- Given records:
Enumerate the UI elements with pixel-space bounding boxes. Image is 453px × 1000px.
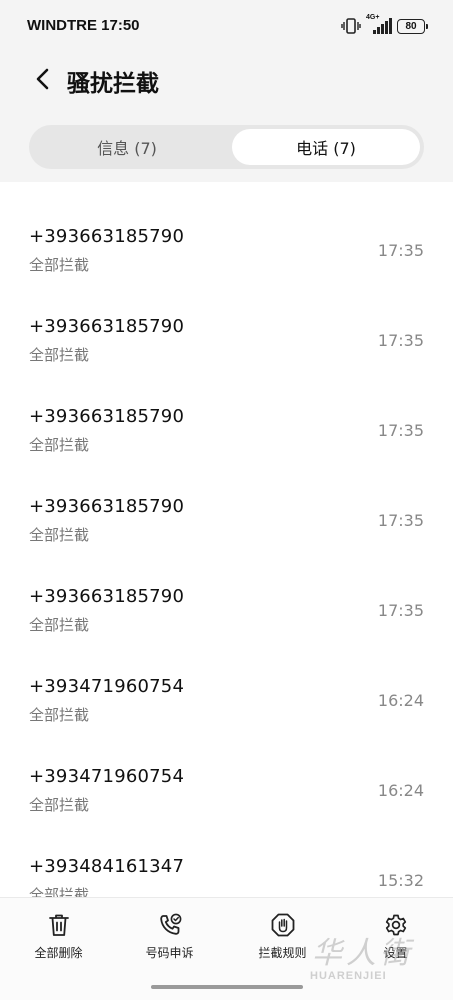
call-status: 全部拦截	[29, 886, 90, 897]
call-status: 全部拦截	[29, 256, 90, 274]
vibrate-icon	[341, 18, 361, 34]
number-appeal-label: 号码申诉	[145, 946, 194, 960]
phone-appeal-icon	[160, 913, 182, 935]
signal-icon: 4G+	[366, 14, 392, 35]
call-time: 17:35	[377, 241, 424, 260]
battery-level: 80	[405, 20, 417, 32]
list-item[interactable]: +393663185790 全部拦截 17:35	[0, 192, 453, 282]
chevron-left-icon	[36, 68, 49, 90]
call-time: 17:35	[377, 601, 424, 620]
call-time: 16:24	[377, 781, 424, 800]
tab-messages[interactable]: 信息 (7)	[33, 129, 221, 165]
blocked-call-list: +393663185790 全部拦截 17:35 +393663185790 全…	[0, 192, 453, 897]
call-number: +393663185790	[29, 406, 185, 427]
call-number: +393663185790	[29, 316, 185, 337]
status-bar: WINDTRE 17:50 4G+ 80	[0, 0, 453, 52]
call-number: +393663185790	[29, 226, 185, 247]
list-item[interactable]: +393471960754 全部拦截 16:24	[0, 642, 453, 732]
list-item[interactable]: +393663185790 全部拦截 17:35	[0, 282, 453, 372]
call-number: +393471960754	[29, 676, 185, 697]
call-time: 16:24	[377, 691, 424, 710]
list-item[interactable]: +393663185790 全部拦截 17:35	[0, 552, 453, 642]
number-appeal-button[interactable]: 号码申诉	[113, 898, 226, 978]
call-number: +393663185790	[29, 586, 185, 607]
header: 骚扰拦截	[0, 56, 453, 106]
call-time: 15:32	[377, 871, 424, 890]
list-item[interactable]: +393471960754 全部拦截 16:24	[0, 732, 453, 822]
page-title: 骚扰拦截	[67, 71, 159, 97]
list-item[interactable]: +393663185790 全部拦截 17:35	[0, 372, 453, 462]
call-status: 全部拦截	[29, 346, 90, 364]
watermark-en: HUARENJIEI	[310, 970, 387, 982]
hand-stop-icon	[271, 913, 295, 937]
call-time: 17:35	[377, 331, 424, 350]
battery-icon: 80	[397, 18, 428, 34]
call-status: 全部拦截	[29, 616, 90, 634]
home-indicator[interactable]	[151, 985, 303, 989]
tab-switcher: 信息 (7) 电话 (7)	[29, 125, 424, 169]
call-status: 全部拦截	[29, 436, 90, 454]
back-button[interactable]	[30, 66, 56, 92]
call-number: +393484161347	[29, 856, 185, 877]
call-number: +393471960754	[29, 766, 185, 787]
list-item[interactable]: +393663185790 全部拦截 17:35	[0, 462, 453, 552]
call-time: 17:35	[377, 511, 424, 530]
delete-all-button[interactable]: 全部删除	[2, 898, 115, 978]
call-number: +393663185790	[29, 496, 185, 517]
list-item[interactable]: +393484161347 全部拦截 15:32	[0, 822, 453, 897]
call-status: 全部拦截	[29, 796, 90, 814]
watermark-cn: 华人街	[312, 936, 414, 971]
delete-all-label: 全部删除	[34, 946, 83, 960]
tab-calls[interactable]: 电话 (7)	[232, 129, 420, 165]
call-time: 17:35	[377, 421, 424, 440]
carrier-time: WINDTRE 17:50	[27, 17, 140, 34]
status-icons: 4G+ 80	[341, 14, 428, 36]
watermark-logo: 华人街 HUARENJIEI	[310, 928, 435, 990]
call-status: 全部拦截	[29, 706, 90, 724]
call-status: 全部拦截	[29, 526, 90, 544]
trash-icon	[49, 914, 69, 936]
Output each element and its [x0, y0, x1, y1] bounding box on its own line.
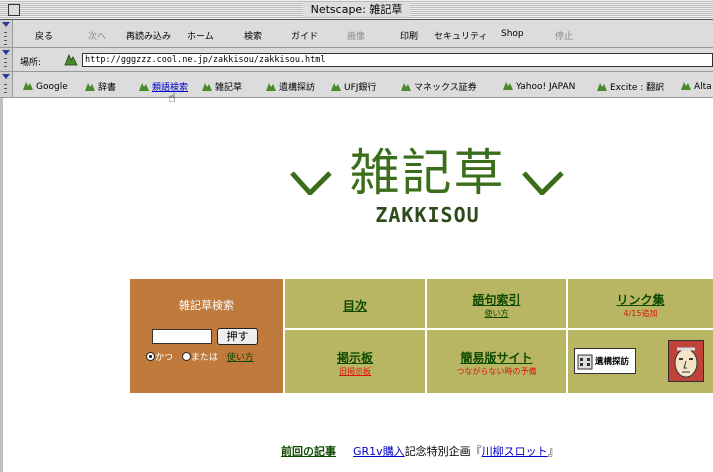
bbs-cell: 掲示板 旧掲示板: [285, 330, 425, 393]
old-bbs-link[interactable]: 旧掲示板: [285, 366, 425, 377]
search-panel-title: 雑記草検索: [179, 299, 234, 312]
bookmark-ufj-bank[interactable]: UFJ銀行: [330, 80, 376, 93]
back-button[interactable]: 戻る: [35, 29, 53, 42]
bookmark-icon: [503, 82, 513, 90]
toolbar-collapse-tab[interactable]: [0, 20, 13, 47]
bbs-link[interactable]: 掲示板: [285, 349, 425, 366]
right-sprout-icon: [522, 171, 564, 195]
index-howto-link[interactable]: 使い方: [427, 308, 566, 319]
prev-article-link[interactable]: 前回の記事: [281, 445, 336, 458]
logo-latin: ZAKKISOU: [375, 203, 480, 227]
page-proxy-icon[interactable]: [64, 53, 78, 66]
location-label: 場所:: [20, 58, 42, 68]
forward-button[interactable]: 次へ: [88, 29, 106, 42]
window-left-edge: [0, 98, 3, 472]
face-portrait-image[interactable]: [668, 340, 704, 382]
bookmark-icon: [139, 83, 149, 91]
close-box[interactable]: [8, 4, 20, 16]
purchase-link[interactable]: 購入: [383, 445, 405, 458]
lite-site-cell: 簡易版サイト つながらない時の予備: [427, 330, 566, 393]
building-icon: [577, 354, 593, 370]
bookmark-alta[interactable]: Alta: [680, 80, 712, 92]
bookmark-icon: [597, 83, 607, 91]
bookmark-dictionary[interactable]: 辞書: [84, 80, 116, 93]
bookmark-icon: [331, 83, 341, 91]
radio-or[interactable]: [181, 352, 191, 361]
bookmark-icon: [202, 83, 212, 91]
hand-cursor-icon: ☝: [168, 91, 176, 106]
senryu-slot-link[interactable]: 川柳スロット: [482, 445, 548, 458]
links-link[interactable]: リンク集: [568, 291, 713, 308]
security-button[interactable]: セキュリティ: [434, 29, 487, 42]
guide-button[interactable]: ガイド: [291, 29, 318, 42]
bookmark-monex[interactable]: マネックス証券: [400, 80, 477, 93]
footer-mid-text: 記念特別企画『: [404, 445, 482, 458]
images-button[interactable]: 画像: [347, 29, 365, 42]
left-sprout-icon: [290, 171, 332, 195]
face-icon: [674, 347, 698, 378]
nav-grid: 雑記草検索 押す かつ または 使い方 目次 語句索引 使い方 リンク集 4/1…: [130, 279, 713, 393]
search-input[interactable]: [152, 329, 212, 344]
index-cell: 語句索引 使い方: [427, 279, 566, 328]
bookmarks-toolbar: Google 辞書 類語検索 雑記草 遺構探訪 UFJ銀行 マネックス証券 Ya…: [0, 72, 713, 98]
bookmark-excite-translate[interactable]: Excite : 翻訳: [596, 80, 664, 93]
toc-cell: 目次: [285, 279, 425, 328]
print-button[interactable]: 印刷: [400, 29, 418, 42]
shop-button[interactable]: Shop: [501, 29, 524, 39]
location-collapse-tab[interactable]: [0, 48, 13, 71]
radio-or-label: または: [190, 353, 218, 363]
radio-and[interactable]: [146, 352, 155, 361]
links-cell: リンク集 4/15追加: [568, 279, 713, 328]
index-link[interactable]: 語句索引: [427, 291, 566, 308]
bookmark-yahoo-japan[interactable]: Yahoo! JAPAN: [502, 80, 575, 92]
search-mode-radios: かつ または 使い方: [146, 350, 254, 363]
search-submit-button[interactable]: 押す: [217, 328, 258, 345]
footer-line: 前回の記事 GR1v購入記念特別企画『川柳スロット』: [281, 443, 559, 459]
banner-label: 遺構探訪: [595, 357, 630, 367]
gr1v-link[interactable]: GR1v: [353, 445, 383, 458]
bookmark-ikoutanbou[interactable]: 遺構探訪: [265, 80, 315, 93]
ikoutanbou-banner[interactable]: 遺構探訪: [574, 348, 636, 374]
toc-link[interactable]: 目次: [343, 299, 367, 313]
lite-site-link[interactable]: 簡易版サイト: [427, 349, 566, 366]
site-logo: 雑記草 ZAKKISOU: [290, 144, 565, 235]
reload-button[interactable]: 再読み込み: [126, 29, 171, 42]
bookmarks-collapse-tab[interactable]: [0, 72, 13, 97]
bookmark-icon: [401, 83, 411, 91]
radio-and-label: かつ: [155, 353, 174, 363]
search-panel: 雑記草検索 押す かつ または 使い方: [130, 279, 283, 393]
bookmark-icon: [266, 83, 276, 91]
home-button[interactable]: ホーム: [187, 29, 214, 42]
navigation-toolbar: 戻る 次へ 再読み込み ホーム 検索 ガイド 画像 印刷 セキュリティ Shop…: [0, 20, 713, 48]
banner-cell: 遺構探訪: [568, 330, 713, 393]
bookmark-thesaurus[interactable]: 類語検索: [138, 80, 188, 93]
bookmark-zakkisou[interactable]: 雑記草: [201, 80, 242, 93]
search-button[interactable]: 検索: [244, 29, 262, 42]
window-title-bar[interactable]: Netscape: 雑記草: [0, 0, 713, 20]
bookmark-icon: [681, 82, 691, 90]
url-field[interactable]: http://gggzzz.cool.ne.jp/zakkisou/zakkis…: [82, 53, 713, 67]
stop-button[interactable]: 停止: [555, 29, 573, 42]
footer-end-text: 』: [547, 445, 559, 458]
links-updated-note: 4/15追加: [623, 309, 658, 318]
location-toolbar: 場所: http://gggzzz.cool.ne.jp/zakkisou/za…: [0, 48, 713, 72]
logo-kanji: 雑記草: [349, 144, 506, 202]
bookmark-icon: [85, 83, 95, 91]
bookmark-icon: [23, 82, 33, 90]
window-title: Netscape: 雑記草: [302, 2, 411, 17]
lite-site-note: つながらない時の予備: [456, 367, 537, 376]
bookmark-google[interactable]: Google: [22, 80, 68, 92]
search-howto-link[interactable]: 使い方: [227, 353, 254, 363]
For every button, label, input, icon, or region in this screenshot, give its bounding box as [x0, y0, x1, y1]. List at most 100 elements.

- Objective:
Output the stretch of the listing from the line containing "bbs-cell: 掲示板 旧掲示板: [285, 330, 425, 393]" through the line containing "face-portrait-image[interactable]: [668, 340, 704, 382]", reproducing each line exactly and including both end lines.

- Exercise output:
bbs-cell: 掲示板 旧掲示板: [285, 330, 425, 393]
old-bbs-link[interactable]: 旧掲示板: [285, 366, 425, 377]
search-panel-title: 雑記草検索: [179, 299, 234, 312]
bookmark-ufj-bank[interactable]: UFJ銀行: [330, 80, 376, 93]
back-button[interactable]: 戻る: [35, 29, 53, 42]
bookmark-icon: [503, 82, 513, 90]
toolbar-collapse-tab[interactable]: [0, 20, 13, 47]
bbs-link[interactable]: 掲示板: [285, 349, 425, 366]
right-sprout-icon: [522, 171, 564, 195]
index-howto-link[interactable]: 使い方: [427, 308, 566, 319]
prev-article-link[interactable]: 前回の記事: [281, 445, 336, 458]
logo-latin: ZAKKISOU: [375, 203, 480, 227]
page-proxy-icon[interactable]: [64, 53, 78, 66]
location-label: 場所:: [20, 58, 42, 68]
forward-button[interactable]: 次へ: [88, 29, 106, 42]
window-left-edge: [0, 98, 3, 472]
face-portrait-image[interactable]: [668, 340, 704, 382]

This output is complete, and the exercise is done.